**YOUR INSTRUCTIONS:** Rewrite the records from the start through the line that contains "high-occupation-label: Journalists: [781, 259, 844, 274]", changing each "Waiters" to "Servers" and keeping everything else the same. Give back only that stretch.

**RECORDS PROVIDED:**
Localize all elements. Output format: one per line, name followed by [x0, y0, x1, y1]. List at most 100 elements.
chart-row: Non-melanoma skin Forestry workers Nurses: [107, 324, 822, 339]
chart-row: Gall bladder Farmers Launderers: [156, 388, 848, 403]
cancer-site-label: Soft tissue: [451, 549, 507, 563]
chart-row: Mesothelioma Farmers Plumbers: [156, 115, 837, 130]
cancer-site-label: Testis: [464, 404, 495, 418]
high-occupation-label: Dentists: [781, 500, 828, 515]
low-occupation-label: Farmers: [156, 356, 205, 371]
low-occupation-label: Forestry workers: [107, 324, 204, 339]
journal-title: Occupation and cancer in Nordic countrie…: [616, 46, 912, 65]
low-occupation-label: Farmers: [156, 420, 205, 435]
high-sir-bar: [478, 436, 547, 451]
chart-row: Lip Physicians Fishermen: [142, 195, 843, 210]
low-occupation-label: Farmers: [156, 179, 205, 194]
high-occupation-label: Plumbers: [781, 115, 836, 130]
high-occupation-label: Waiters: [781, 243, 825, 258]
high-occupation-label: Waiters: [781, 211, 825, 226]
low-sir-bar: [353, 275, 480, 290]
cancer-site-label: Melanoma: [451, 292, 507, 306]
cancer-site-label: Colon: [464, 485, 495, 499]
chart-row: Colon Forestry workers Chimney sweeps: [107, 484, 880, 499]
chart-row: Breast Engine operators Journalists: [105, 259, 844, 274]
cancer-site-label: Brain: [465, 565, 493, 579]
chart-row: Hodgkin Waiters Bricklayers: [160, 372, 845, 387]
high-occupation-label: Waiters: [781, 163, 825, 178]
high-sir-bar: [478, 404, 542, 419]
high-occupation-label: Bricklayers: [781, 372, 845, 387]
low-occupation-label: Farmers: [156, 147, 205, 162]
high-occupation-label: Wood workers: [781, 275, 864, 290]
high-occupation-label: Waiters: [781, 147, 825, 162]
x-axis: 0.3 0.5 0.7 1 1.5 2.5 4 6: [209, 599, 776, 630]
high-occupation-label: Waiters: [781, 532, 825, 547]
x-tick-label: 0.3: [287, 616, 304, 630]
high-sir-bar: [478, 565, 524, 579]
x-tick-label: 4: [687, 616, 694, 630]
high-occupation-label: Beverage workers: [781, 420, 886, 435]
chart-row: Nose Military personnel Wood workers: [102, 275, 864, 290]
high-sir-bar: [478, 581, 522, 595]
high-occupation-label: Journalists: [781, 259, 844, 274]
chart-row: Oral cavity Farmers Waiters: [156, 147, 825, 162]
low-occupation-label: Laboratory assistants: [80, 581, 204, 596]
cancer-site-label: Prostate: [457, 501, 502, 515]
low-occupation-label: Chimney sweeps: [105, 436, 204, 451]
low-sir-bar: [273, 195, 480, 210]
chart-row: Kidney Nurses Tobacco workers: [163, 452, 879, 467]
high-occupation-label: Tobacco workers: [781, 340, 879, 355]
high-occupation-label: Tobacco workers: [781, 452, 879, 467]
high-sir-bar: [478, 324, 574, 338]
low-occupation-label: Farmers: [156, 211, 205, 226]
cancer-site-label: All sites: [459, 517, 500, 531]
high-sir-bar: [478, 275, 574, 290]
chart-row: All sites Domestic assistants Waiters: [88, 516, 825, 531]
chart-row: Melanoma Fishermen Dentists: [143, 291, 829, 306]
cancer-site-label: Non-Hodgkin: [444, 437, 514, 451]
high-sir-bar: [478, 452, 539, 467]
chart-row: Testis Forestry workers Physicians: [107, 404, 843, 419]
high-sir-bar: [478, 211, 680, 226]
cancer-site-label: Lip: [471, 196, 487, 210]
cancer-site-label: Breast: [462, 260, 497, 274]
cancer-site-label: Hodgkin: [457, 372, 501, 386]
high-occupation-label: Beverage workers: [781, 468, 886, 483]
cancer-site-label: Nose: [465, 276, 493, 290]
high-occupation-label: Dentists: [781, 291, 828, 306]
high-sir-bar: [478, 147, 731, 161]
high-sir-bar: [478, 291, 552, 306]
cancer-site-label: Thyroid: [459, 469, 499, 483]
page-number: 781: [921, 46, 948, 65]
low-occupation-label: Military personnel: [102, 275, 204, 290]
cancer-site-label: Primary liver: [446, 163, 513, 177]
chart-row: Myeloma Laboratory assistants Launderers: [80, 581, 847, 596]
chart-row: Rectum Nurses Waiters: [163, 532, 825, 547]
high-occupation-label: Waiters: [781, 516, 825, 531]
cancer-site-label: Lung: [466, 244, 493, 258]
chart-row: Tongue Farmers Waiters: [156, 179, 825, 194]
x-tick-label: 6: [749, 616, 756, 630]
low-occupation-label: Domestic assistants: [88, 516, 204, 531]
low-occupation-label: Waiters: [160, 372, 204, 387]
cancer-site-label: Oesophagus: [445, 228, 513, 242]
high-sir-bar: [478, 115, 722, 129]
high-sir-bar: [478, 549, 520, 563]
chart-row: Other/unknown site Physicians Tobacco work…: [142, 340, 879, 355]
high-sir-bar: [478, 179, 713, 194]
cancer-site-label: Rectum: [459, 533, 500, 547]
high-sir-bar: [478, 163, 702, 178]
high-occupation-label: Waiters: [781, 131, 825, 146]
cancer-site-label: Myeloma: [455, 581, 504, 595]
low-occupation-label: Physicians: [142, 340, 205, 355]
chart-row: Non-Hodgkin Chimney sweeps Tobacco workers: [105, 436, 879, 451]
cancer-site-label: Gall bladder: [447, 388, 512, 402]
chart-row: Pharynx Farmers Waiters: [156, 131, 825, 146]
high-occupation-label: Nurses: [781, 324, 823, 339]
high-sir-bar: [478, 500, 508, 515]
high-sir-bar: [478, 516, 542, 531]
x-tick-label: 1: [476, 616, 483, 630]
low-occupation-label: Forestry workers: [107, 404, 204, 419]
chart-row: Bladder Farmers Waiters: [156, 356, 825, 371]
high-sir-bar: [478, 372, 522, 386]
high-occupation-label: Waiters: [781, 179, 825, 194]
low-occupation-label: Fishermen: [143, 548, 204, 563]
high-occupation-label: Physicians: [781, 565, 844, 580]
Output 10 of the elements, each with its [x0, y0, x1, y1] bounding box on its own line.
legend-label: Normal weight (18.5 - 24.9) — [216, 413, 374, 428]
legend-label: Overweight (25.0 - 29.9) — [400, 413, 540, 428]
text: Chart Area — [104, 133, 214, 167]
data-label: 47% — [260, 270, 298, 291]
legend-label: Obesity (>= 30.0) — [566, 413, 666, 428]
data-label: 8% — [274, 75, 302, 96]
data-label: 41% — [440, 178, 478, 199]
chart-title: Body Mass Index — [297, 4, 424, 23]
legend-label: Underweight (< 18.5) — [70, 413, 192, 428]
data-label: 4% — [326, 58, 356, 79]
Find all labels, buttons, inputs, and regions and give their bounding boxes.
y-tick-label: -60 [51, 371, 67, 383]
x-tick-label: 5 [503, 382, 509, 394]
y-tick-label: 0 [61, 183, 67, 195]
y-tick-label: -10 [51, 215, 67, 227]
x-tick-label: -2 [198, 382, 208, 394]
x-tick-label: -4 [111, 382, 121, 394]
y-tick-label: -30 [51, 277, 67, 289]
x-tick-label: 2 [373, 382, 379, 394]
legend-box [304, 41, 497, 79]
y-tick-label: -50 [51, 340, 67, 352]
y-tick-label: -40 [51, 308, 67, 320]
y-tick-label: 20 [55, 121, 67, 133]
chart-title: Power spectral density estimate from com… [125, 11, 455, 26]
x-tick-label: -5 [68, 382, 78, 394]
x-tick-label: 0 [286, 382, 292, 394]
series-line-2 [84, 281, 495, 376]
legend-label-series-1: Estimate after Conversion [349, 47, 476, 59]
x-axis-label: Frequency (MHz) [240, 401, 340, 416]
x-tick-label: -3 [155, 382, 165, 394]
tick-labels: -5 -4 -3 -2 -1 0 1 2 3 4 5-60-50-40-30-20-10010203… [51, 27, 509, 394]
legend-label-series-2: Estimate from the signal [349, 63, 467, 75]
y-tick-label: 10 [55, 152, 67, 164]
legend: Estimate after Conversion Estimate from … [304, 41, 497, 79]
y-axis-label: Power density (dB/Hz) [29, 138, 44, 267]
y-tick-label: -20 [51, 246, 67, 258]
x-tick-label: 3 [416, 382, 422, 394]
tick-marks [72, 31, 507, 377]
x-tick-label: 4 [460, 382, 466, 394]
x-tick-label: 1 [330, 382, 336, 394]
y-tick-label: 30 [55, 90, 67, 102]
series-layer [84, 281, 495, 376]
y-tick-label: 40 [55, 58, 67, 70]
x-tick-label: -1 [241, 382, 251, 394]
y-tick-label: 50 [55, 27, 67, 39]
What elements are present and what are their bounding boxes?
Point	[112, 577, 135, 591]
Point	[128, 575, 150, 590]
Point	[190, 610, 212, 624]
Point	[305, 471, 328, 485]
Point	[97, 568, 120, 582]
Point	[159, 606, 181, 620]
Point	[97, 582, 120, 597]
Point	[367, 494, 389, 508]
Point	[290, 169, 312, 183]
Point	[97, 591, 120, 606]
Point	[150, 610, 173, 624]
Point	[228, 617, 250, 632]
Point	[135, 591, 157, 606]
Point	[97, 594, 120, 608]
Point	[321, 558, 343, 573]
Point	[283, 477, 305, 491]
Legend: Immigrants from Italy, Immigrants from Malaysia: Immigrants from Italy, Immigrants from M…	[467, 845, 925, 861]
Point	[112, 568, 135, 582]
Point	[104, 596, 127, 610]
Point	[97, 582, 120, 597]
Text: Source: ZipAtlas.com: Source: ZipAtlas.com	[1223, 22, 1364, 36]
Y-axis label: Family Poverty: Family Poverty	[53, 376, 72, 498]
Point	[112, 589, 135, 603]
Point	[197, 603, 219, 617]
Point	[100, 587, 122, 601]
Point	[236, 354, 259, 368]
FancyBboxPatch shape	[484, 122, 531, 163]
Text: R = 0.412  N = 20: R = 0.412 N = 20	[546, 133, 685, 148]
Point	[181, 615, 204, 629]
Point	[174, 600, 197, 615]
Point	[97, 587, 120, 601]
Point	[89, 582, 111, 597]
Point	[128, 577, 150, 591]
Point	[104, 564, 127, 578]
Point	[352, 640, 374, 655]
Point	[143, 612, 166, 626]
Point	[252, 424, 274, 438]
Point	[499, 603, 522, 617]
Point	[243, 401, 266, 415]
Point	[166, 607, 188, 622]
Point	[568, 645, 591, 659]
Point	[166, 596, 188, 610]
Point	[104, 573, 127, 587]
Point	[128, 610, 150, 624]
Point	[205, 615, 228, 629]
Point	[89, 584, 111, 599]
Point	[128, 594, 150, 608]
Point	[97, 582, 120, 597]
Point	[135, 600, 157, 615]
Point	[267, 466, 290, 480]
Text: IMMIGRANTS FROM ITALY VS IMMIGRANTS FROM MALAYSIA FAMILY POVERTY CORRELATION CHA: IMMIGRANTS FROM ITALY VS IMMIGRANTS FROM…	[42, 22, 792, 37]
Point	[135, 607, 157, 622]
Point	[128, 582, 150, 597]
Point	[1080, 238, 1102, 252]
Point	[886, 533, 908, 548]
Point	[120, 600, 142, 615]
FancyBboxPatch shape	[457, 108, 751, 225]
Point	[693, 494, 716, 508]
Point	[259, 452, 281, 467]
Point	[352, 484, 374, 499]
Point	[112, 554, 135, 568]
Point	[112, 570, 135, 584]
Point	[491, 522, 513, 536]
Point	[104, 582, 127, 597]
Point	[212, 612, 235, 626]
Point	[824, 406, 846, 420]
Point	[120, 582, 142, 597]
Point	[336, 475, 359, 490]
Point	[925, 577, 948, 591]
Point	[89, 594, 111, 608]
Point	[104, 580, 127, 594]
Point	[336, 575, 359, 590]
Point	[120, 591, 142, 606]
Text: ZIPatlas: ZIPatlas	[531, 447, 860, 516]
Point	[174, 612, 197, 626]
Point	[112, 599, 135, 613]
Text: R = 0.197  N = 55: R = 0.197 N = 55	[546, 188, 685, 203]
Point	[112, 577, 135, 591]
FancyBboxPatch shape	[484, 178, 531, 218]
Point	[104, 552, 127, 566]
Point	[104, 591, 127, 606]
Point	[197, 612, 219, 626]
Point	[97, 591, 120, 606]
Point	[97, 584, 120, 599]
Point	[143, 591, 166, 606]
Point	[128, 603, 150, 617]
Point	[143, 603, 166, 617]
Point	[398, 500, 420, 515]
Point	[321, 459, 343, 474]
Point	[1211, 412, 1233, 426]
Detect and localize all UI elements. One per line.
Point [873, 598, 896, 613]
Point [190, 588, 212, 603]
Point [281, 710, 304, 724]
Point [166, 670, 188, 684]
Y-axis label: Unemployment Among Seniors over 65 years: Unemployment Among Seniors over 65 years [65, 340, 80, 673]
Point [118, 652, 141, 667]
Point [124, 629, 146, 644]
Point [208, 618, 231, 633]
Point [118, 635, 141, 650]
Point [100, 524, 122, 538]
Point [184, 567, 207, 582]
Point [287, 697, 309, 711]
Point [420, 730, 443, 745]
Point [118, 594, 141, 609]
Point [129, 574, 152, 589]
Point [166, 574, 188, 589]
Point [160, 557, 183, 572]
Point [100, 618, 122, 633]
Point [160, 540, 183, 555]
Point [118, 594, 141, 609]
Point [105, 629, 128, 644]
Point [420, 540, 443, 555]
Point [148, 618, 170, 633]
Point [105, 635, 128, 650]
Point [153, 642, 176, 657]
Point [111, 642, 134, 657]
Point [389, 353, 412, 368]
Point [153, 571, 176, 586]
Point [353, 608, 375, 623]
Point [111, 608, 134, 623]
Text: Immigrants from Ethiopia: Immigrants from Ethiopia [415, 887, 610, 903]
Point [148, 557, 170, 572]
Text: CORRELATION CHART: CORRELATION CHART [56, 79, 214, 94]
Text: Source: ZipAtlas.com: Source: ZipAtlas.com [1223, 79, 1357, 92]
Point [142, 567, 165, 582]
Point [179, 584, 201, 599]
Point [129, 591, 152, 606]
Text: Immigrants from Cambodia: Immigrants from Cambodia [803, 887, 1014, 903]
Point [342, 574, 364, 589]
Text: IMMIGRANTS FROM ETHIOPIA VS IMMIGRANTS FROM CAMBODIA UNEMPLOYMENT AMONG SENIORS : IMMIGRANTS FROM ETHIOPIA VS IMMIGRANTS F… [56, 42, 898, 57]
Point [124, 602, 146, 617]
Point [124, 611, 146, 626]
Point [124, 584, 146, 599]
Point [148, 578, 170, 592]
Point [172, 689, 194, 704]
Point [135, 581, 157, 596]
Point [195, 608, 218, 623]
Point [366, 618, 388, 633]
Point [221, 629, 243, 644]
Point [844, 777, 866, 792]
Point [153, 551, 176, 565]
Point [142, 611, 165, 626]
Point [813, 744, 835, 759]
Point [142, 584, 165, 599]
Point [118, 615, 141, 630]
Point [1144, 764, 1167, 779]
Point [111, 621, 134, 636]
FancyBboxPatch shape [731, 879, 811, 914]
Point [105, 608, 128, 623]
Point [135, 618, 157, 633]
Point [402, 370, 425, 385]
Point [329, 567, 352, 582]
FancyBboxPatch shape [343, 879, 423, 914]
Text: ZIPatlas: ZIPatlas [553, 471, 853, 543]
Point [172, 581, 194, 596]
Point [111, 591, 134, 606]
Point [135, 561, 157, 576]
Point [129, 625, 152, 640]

**EXERCISE ANSWER:**
Localize all elements. Output format: one per line, name followed by [x0, y0, x1, y1]. List at most 100 elements.
chart-row: Non-melanoma skin Forestry workers Nurses: [107, 324, 822, 339]
chart-row: Gall bladder Farmers Launderers: [156, 388, 848, 403]
cancer-site-label: Soft tissue: [451, 549, 507, 563]
chart-row: Mesothelioma Farmers Plumbers: [156, 115, 837, 130]
cancer-site-label: Testis: [464, 404, 495, 418]
high-occupation-label: Dentists: [781, 500, 828, 515]
low-occupation-label: Farmers: [156, 356, 205, 371]
low-occupation-label: Forestry workers: [107, 324, 204, 339]
journal-title: Occupation and cancer in Nordic countrie…: [616, 46, 912, 65]
low-occupation-label: Farmers: [156, 420, 205, 435]
high-sir-bar: [478, 436, 547, 451]
chart-row: Lip Physicians Fishermen: [142, 195, 843, 210]
low-occupation-label: Farmers: [156, 179, 205, 194]
high-occupation-label: Plumbers: [781, 115, 836, 130]
high-occupation-label: Servers: [781, 243, 825, 258]
high-occupation-label: Servers: [781, 211, 825, 226]
low-sir-bar: [353, 275, 480, 290]
cancer-site-label: Melanoma: [451, 292, 507, 306]
cancer-site-label: Colon: [464, 485, 495, 499]
chart-row: Colon Forestry workers Chimney sweeps: [107, 484, 880, 499]
chart-row: Breast Engine operators Journalists: [105, 259, 844, 274]
cancer-site-label: Brain: [465, 565, 493, 579]
chart-row: Hodgkin Servers Bricklayers: [160, 372, 845, 387]
high-occupation-label: Servers: [781, 163, 825, 178]
high-sir-bar: [478, 404, 542, 419]
high-occupation-label: Bricklayers: [781, 372, 845, 387]
low-occupation-label: Farmers: [156, 147, 205, 162]
high-occupation-label: Wood workers: [781, 275, 864, 290]
high-occupation-label: Servers: [781, 147, 825, 162]
x-axis: 0.3 0.5 0.7 1 1.5 2.5 4 6: [209, 599, 776, 630]
high-occupation-label: Servers: [781, 532, 825, 547]
x-tick-label: 0.3: [287, 616, 304, 630]
high-sir-bar: [478, 565, 524, 579]
x-tick-label: 4: [687, 616, 694, 630]
high-occupation-label: Beverage workers: [781, 420, 886, 435]
chart-row: Nose Military personnel Wood workers: [102, 275, 864, 290]
high-sir-bar: [478, 581, 522, 595]
high-occupation-label: Journalists: [781, 259, 844, 274]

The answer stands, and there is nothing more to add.